DOCUMENT SEGMENT:
===============

Sunday, January 23, 2011

raspberry cranberry crumb breakfast bar

The other day I saw some good-looking raspberries on sale, so I bought a few pints and was looking up some ideas for how to utilize them. I came upon this recipe from Baked: New Frontiers in Baking, and realized I needed to make and eat this, but I didn't have enough raspberries. As soon as my wheels started turning, I remembered I had some frozen cranberries, and I sure do love cranberries mixed with other berries. And I always like a little more tart with my sweet. At first, I wasn't sure I should make it because of the word "breakfast" in the title of the recipe, but in reading the intro, it looks like this bar is good for any time. And that sure came out to be true. These were the perfect texture and consistency, and very much hit the spot. In fact, I'm craving some right now...

Raspberry Cranberry Crumb Breakfast Bar
adapted from Baked: New Frontiers in Baking

For the crust and crumb:
1/2 cups all-purpose flour
1 cup firmly packed dark brown sugar
1 1/4 cup rolled oats (not instant)
3/4 teaspoon salt
3/4 teaspoon baking powder
1/2 teaspoon baking soda
1/2 teaspoon cinnamon
3/4 cup (1 1/2 sticks) unsalted butter, cut into 1-inch pieces

For the Raspberry Cranberry filling:
1/4 cup firmly packed dark brown sugar
1/2 teaspoon cinnamon
2 tablespoons all-purpose flour
1/2 pound raspberries, fresh or frozen
1/2 pound cranberries, fresh or frozen
1/4 cup lemon juice
2 tablespoons unsalted butter, melted and cooled

Make the crust and crumb:
Preheat the oven to 350 degrees F. Butter the bottom and sides of 9-by-13 inch pan. Put a long piece of parchment paper in the bottom of the pan, letting the parchment extend up the two short sides of the pan and overhang slightly on both ends. (This will make it easy to remove the bars from the pan after they have baked.) Butter the parchment.

===============

DATA PROVIDED:
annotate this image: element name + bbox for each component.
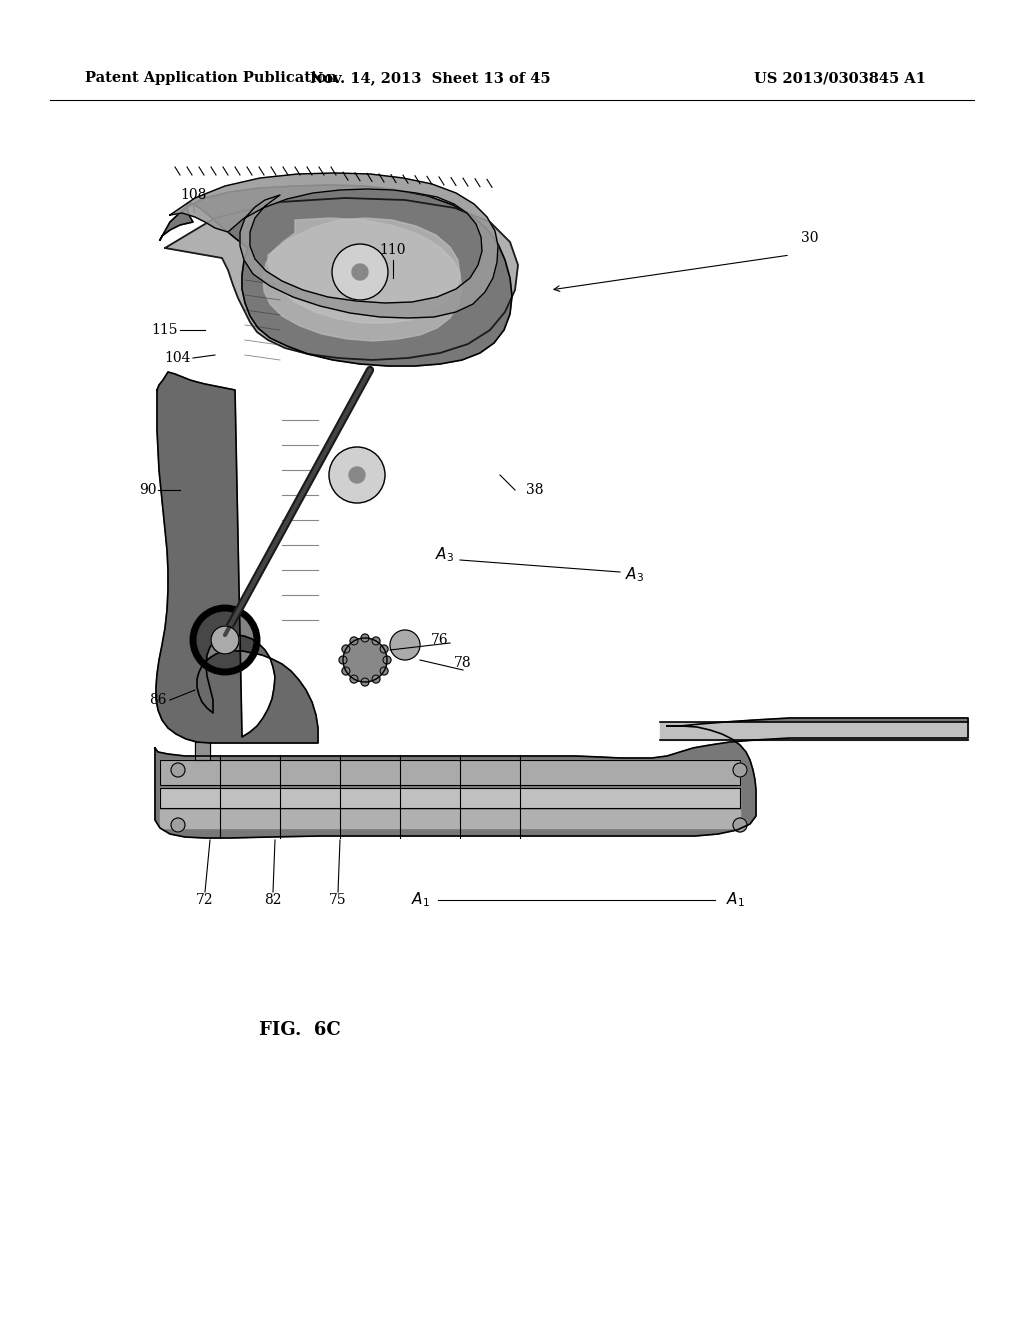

===============

WRITTEN EXERCISE A: Transcribe the part of the raspberry cranberry bar recipe from "Sunday, January 23, 2011" to "some right now...".
WRITTEN EXERCISE B: Using the raspberry cranberry bar recipe, answer yes or no to each statement and quote the words that decide it: (i) The cranberries used were frozen. (ii) The filling calls for 1/2 cup of lemon juice. (iii) The parchment paper should extend up the two long sides of the pan.
WRITTEN EXERCISE C:
Answer these questions from the raspberry cranberry bar recipe:
(i) Which book is the recipe adapted from?
(ii) How much cinnamon goes into the filling?
(iii) What size pan is used?

CORRECT RESPONSE A:
Sunday, January 23, 2011

raspberry cranberry crumb breakfast bar

The other day I saw some good-looking raspberries on sale, so I bought a few pints and was looking up some ideas for how to utilize them. I came upon this recipe from Baked: New Frontiers in Baking, and realized I needed to make and eat this, but I didn't have enough raspberries. As soon as my wheels started turning, I remembered I had some frozen cranberries, and I sure do love cranberries mixed with other berries. And I always like a little more tart with my sweet. At first, I wasn't sure I should make it because of the word "breakfast" in the title of the recipe, but in reading the intro, it looks like this bar is good for any time. And that sure came out to be true. These were the perfect texture and consistency, and very much hit the spot. In fact, I'm craving some right now...

CORRECT RESPONSE B:
(i) Yes: "I remembered I had some frozen cranberries"
(ii) No: "1/4 cup lemon juice"
(iii) No: "letting the parchment extend up the two short sides of the pan"

CORRECT RESPONSE C:
(i) Baked: New Frontiers in Baking
(ii) 1/2 teaspoon
(iii) A 9-by-13 inch pan